# Stated task
In the passage on the loan officers' declarations, reproduce the part from "8.) In addition, each" to "duties as me.", substituting "seminars" for "training sessions".

# Selected extract
+===+

Each of the five declarations filed, including the Myles declaration, alleges that the declarant
“consistently worked more than forty (40) hours per week” to meet required production goals. (Opp.
8.) In addition, each declaration included the following information to explain their belief that their
experiences were shared by all other PMC loan officers:
Over the years I frequently discussed Prosperity’s policies and loan products with
other Loan Officers. I attended training sessions with other Loan Officers from
various areas of the country. I often consulted with other Loan Officers about my
work. Based on this, I am informed and believe that other Loan Officers were
classified as exempt and performed the same job duties as me.
(Id.) Two of the four opt-in plaintiff declarants, like Myles, stated that they rarely met customers
outside of Long & Foster’s office location, and Watkins alleges he rarely met with customers outside
of his PMC office. Westfall stated that she never met with customers outside of the Long & Foster
office.

+===+

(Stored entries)
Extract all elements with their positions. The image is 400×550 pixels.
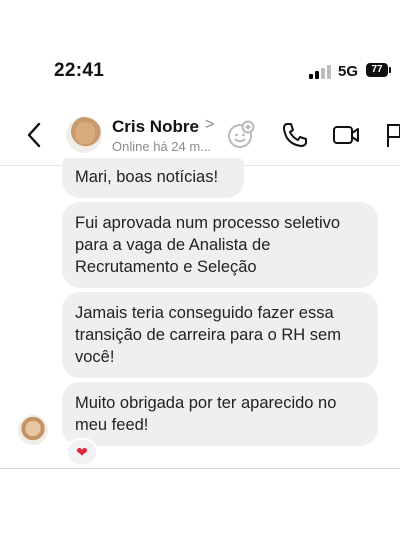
chevron-left-icon[interactable]	[24, 120, 44, 150]
message-bubble[interactable]: Muito obrigada por ter aparecido no meu …	[62, 382, 378, 446]
heart-reaction[interactable]: ❤	[66, 438, 98, 466]
battery-level: 77	[371, 64, 383, 75]
sender-avatar[interactable]	[18, 415, 48, 445]
cellular-signal-icon	[309, 65, 333, 79]
message-bubble[interactable]: Mari, boas notícias!	[62, 158, 244, 198]
presence-status: Online há 24 m...	[112, 139, 211, 154]
flag-icon[interactable]	[385, 120, 400, 150]
contact-name[interactable]: Cris Nobre	[112, 117, 199, 137]
message-bubble[interactable]: Jamais teria conseguido fazer essa trans…	[62, 292, 378, 378]
network-type: 5G	[338, 63, 359, 80]
battery-icon: 77	[366, 63, 392, 79]
video-camera-icon[interactable]	[331, 120, 361, 150]
sticker-plus-icon[interactable]	[226, 120, 256, 150]
status-time: 22:41	[54, 60, 105, 81]
message-bubble[interactable]: Fui aprovada num processo seletivo para …	[62, 202, 378, 288]
status-bar: 22:41 5G 77	[0, 0, 400, 100]
composer-divider	[0, 468, 400, 469]
contact-avatar[interactable]	[66, 117, 102, 153]
chat-header: Cris Nobre > Online há 24 m...	[0, 108, 400, 164]
chevron-right-icon[interactable]: >	[205, 116, 214, 134]
phone-icon[interactable]	[280, 120, 310, 150]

+===+

# Result
8.) In addition, each declaration included the following information to explain their belief that their
experiences were shared by all other PMC loan officers:
Over the years I frequently discussed Prosperity’s policies and loan products with
other Loan Officers. I attended seminars with other Loan Officers from
various areas of the country. I often consulted with other Loan Officers about my
work. Based on this, I am informed and believe that other Loan Officers were
classified as exempt and performed the same job duties as me.